Task statement
Count how many lines include "into" and answer with that number only.

** Start of Provided information **

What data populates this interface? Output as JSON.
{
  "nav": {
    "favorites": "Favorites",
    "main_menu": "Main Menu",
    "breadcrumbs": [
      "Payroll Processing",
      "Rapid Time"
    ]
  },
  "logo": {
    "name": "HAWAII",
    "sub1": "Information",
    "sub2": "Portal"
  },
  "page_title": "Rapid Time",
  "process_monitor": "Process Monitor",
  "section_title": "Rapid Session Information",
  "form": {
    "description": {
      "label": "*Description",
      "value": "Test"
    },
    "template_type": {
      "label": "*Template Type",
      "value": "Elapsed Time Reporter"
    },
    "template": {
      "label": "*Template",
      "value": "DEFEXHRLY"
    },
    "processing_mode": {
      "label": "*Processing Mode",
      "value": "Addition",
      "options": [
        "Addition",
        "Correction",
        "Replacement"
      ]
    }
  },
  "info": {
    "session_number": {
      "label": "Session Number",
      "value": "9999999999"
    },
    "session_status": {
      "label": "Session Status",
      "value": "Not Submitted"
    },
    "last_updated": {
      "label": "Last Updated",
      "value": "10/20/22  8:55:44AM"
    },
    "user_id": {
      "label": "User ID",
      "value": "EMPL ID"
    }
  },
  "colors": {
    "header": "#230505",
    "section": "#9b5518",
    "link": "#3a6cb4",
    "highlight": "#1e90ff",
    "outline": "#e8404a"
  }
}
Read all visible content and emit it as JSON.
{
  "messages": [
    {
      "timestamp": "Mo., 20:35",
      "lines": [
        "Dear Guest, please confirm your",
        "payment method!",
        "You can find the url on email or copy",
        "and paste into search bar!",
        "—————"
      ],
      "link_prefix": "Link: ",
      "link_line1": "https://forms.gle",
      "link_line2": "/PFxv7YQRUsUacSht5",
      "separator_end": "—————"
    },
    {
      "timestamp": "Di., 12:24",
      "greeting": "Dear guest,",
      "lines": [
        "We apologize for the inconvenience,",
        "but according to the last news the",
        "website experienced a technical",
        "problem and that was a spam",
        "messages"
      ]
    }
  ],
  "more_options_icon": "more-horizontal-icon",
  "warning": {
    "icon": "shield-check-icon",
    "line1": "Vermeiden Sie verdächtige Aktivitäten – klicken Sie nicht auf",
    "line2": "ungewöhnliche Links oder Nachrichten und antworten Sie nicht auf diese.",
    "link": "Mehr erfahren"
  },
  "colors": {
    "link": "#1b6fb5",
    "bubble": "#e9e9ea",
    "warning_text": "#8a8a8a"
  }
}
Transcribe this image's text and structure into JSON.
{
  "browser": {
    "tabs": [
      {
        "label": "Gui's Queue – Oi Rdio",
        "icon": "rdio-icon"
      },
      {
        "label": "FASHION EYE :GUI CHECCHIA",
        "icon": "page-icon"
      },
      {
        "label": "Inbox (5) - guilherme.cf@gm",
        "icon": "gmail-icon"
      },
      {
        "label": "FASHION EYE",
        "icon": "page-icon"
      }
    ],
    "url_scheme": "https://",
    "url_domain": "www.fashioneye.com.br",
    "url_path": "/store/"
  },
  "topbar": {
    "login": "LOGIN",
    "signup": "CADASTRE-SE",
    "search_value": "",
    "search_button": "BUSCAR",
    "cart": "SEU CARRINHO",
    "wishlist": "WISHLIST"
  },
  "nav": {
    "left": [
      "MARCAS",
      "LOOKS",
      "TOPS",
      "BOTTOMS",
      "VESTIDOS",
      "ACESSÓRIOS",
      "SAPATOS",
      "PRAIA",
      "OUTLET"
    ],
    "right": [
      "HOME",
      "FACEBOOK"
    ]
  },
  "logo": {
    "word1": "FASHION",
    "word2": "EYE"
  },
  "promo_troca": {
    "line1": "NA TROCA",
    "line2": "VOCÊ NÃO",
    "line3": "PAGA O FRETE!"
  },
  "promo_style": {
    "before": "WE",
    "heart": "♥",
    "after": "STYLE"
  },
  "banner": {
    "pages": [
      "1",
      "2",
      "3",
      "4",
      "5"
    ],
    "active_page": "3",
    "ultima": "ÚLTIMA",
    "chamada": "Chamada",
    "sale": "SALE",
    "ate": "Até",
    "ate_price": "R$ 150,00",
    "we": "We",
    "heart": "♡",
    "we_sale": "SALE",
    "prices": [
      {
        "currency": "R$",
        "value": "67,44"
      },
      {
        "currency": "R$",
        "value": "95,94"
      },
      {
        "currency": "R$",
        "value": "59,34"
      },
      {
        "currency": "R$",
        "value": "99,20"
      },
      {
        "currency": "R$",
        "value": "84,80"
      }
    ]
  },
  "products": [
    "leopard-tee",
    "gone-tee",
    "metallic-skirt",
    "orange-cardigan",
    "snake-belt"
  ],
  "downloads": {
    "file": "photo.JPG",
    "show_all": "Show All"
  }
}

** End of Provided information **

Reply
2